• [What the task requires] Below is a listing. Gather each line of it that contains "ethnography".

• [Stored records]
****************************************
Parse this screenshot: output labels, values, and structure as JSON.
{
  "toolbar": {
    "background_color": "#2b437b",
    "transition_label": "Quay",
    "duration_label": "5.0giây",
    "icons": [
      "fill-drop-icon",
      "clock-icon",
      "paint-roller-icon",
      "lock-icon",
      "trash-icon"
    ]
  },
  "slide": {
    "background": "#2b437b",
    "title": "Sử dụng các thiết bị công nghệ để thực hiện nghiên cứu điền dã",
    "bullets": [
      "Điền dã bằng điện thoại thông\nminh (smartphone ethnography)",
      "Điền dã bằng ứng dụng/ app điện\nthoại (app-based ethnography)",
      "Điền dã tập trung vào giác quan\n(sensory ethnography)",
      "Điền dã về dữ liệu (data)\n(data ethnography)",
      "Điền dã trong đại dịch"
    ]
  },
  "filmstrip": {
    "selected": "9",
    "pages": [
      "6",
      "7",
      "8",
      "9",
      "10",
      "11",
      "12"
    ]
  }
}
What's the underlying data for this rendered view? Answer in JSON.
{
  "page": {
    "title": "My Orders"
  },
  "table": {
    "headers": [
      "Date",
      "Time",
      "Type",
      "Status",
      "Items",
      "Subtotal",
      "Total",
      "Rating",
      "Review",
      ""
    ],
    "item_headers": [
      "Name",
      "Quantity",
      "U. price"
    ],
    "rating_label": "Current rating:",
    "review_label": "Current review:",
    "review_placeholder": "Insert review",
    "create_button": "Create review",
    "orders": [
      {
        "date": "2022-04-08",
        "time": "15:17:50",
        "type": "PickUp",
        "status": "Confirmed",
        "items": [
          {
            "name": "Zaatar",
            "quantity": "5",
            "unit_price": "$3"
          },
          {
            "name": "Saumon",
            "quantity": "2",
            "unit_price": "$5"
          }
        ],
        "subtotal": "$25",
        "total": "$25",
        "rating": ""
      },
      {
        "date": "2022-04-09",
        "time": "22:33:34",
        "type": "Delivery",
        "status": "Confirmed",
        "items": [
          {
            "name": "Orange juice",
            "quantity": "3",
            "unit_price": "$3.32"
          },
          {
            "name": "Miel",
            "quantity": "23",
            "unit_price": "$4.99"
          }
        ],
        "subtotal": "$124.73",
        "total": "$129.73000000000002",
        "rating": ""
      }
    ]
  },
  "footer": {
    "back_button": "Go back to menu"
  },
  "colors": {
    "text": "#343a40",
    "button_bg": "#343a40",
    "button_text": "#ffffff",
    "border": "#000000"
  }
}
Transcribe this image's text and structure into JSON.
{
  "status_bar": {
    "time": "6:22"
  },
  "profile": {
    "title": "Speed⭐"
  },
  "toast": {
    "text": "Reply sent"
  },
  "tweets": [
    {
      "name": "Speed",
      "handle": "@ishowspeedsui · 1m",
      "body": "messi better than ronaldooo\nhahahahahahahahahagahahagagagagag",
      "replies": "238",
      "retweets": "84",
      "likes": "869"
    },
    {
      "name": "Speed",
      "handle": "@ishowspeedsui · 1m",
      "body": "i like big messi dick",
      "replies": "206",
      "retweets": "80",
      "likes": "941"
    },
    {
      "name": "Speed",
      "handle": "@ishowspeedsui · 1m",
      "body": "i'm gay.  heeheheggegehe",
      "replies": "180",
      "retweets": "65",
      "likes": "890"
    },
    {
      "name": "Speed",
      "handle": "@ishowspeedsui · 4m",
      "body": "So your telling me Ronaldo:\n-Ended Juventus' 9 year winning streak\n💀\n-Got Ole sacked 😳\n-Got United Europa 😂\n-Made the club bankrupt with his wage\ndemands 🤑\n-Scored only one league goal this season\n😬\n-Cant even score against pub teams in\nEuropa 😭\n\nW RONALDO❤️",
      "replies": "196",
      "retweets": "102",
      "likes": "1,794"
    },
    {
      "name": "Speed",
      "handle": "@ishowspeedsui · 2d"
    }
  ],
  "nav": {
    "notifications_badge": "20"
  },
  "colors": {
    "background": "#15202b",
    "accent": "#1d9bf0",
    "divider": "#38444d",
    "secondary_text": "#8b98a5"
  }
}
****************************************
• [Solution for this task]
      "Điền dã bằng điện thoại thông\nminh (smartphone ethnography)",
      "Điền dã bằng ứng dụng/ app điện\nthoại (app-based ethnography)",
      "Điền dã tập trung vào giác quan\n(sensory ethnography)",
      "Điền dã về dữ liệu (data)\n(data ethnography)",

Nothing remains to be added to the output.